*Work required*. Consider the records below. How many of their lines include the word "type"? State the number and nothing else.
— Start Given information —
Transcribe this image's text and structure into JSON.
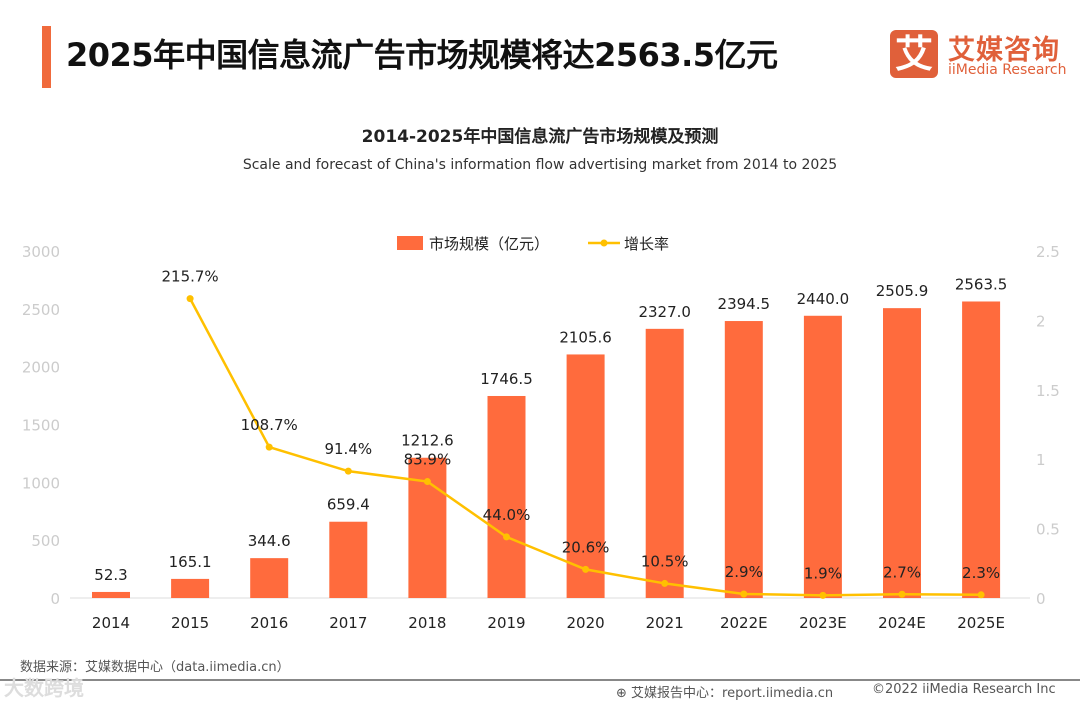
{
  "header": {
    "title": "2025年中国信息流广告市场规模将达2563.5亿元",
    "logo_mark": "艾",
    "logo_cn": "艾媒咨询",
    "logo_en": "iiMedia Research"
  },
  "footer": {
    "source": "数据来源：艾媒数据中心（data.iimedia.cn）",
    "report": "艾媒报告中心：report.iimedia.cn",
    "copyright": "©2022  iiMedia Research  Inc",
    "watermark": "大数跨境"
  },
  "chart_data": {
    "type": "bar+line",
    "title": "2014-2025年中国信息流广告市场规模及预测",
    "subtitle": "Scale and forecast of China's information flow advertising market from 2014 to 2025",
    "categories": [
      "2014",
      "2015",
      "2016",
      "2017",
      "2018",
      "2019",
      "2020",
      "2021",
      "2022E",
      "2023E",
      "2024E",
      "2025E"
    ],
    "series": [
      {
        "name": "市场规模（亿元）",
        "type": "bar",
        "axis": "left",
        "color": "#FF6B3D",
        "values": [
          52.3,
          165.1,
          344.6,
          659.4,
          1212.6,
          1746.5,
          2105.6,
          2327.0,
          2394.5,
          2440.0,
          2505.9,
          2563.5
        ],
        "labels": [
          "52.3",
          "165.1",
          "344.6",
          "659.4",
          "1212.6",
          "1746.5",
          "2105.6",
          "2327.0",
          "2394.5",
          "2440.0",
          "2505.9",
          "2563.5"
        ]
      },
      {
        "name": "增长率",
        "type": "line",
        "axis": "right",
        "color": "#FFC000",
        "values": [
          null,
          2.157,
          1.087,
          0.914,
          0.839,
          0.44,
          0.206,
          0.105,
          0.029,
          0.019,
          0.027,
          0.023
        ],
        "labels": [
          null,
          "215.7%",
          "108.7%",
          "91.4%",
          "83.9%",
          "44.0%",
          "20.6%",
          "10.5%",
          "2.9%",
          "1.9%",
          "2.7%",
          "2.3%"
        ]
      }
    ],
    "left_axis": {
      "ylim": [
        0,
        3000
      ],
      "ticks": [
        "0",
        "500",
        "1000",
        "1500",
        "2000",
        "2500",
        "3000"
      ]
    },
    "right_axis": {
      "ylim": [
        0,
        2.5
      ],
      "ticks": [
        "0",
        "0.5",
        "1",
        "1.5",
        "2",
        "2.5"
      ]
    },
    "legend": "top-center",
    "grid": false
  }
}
— End Given information —
— Start Given information —
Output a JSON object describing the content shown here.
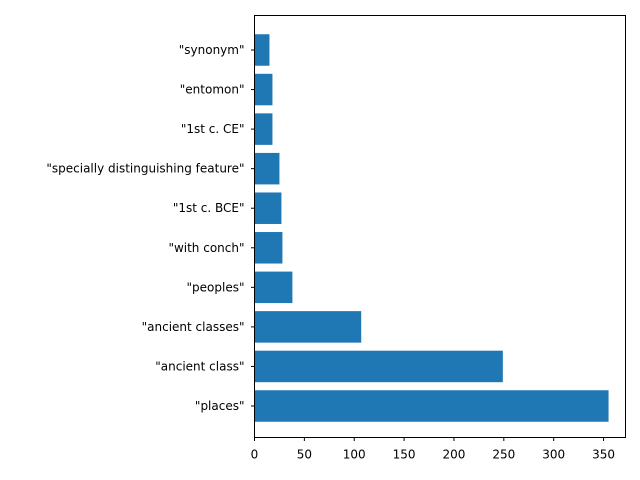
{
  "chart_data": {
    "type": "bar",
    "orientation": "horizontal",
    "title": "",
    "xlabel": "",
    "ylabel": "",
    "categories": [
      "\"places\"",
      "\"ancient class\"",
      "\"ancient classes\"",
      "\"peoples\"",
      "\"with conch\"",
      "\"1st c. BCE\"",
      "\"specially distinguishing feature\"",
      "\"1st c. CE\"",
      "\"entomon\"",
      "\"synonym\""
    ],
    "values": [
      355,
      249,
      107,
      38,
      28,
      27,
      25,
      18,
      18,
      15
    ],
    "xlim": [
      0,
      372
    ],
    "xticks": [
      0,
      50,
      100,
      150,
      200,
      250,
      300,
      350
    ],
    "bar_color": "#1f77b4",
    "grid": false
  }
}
— End Given information —
*Right answer*. 4